• Exercise aim:
Rewrite the data from the line containing "Annotate this image: name" through the line containing "Where is each", inclusive, replacing "image" with "chart" and leaving everything else unchanged. Omit the pictures from your answer.

• Material provided:
[START]
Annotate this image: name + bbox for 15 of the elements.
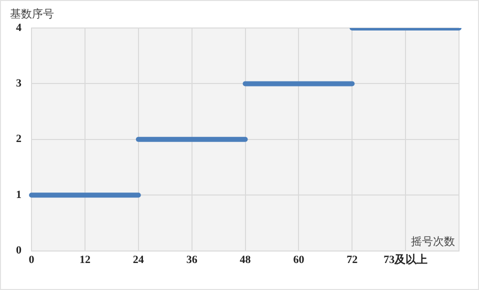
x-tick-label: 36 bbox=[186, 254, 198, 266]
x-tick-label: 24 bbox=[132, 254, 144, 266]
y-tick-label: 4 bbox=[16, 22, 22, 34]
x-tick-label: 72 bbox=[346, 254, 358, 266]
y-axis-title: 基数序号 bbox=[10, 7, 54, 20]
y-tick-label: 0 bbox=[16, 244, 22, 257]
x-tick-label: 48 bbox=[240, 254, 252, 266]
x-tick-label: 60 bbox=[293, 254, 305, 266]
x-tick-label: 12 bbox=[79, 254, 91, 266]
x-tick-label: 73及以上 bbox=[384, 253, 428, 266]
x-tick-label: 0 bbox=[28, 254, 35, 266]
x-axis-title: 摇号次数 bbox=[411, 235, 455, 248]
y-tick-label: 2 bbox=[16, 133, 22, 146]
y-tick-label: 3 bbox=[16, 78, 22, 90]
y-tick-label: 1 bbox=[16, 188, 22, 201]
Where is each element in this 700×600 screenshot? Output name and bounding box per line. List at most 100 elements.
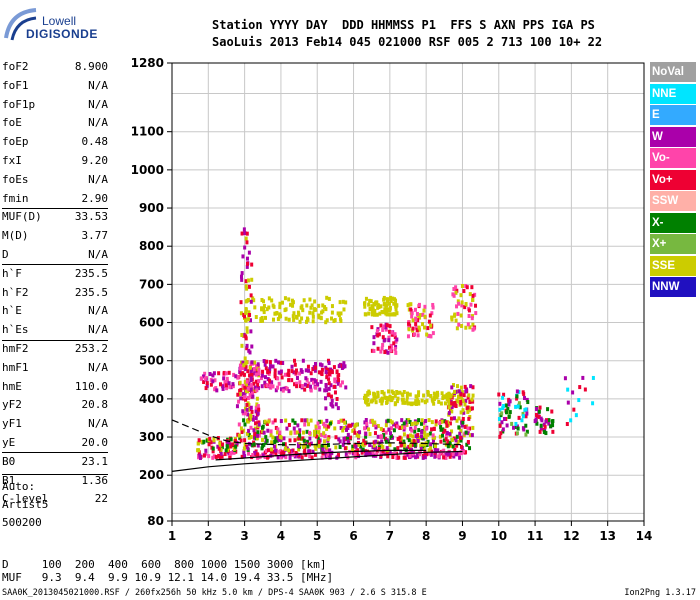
[END]
[START]
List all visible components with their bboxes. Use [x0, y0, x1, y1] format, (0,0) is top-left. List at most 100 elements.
[END]
• Solution for this exercise:
Annotate this chart: name + bbox for 15 of the elements.
x-tick-label: 36 bbox=[186, 254, 198, 266]
x-tick-label: 24 bbox=[132, 254, 144, 266]
y-tick-label: 4 bbox=[16, 22, 22, 34]
x-tick-label: 72 bbox=[346, 254, 358, 266]
y-axis-title: 基数序号 bbox=[10, 7, 54, 20]
y-tick-label: 0 bbox=[16, 244, 22, 257]
x-tick-label: 48 bbox=[240, 254, 252, 266]
x-tick-label: 60 bbox=[293, 254, 305, 266]
x-tick-label: 12 bbox=[79, 254, 91, 266]
x-tick-label: 73及以上 bbox=[384, 253, 428, 266]
x-tick-label: 0 bbox=[28, 254, 35, 266]
x-axis-title: 摇号次数 bbox=[411, 235, 455, 248]
y-tick-label: 2 bbox=[16, 133, 22, 146]
y-tick-label: 3 bbox=[16, 78, 22, 90]
y-tick-label: 1 bbox=[16, 188, 22, 201]
Where is each element in this 700×600 screenshot? Output name and bounding box per line. List at most 100 elements.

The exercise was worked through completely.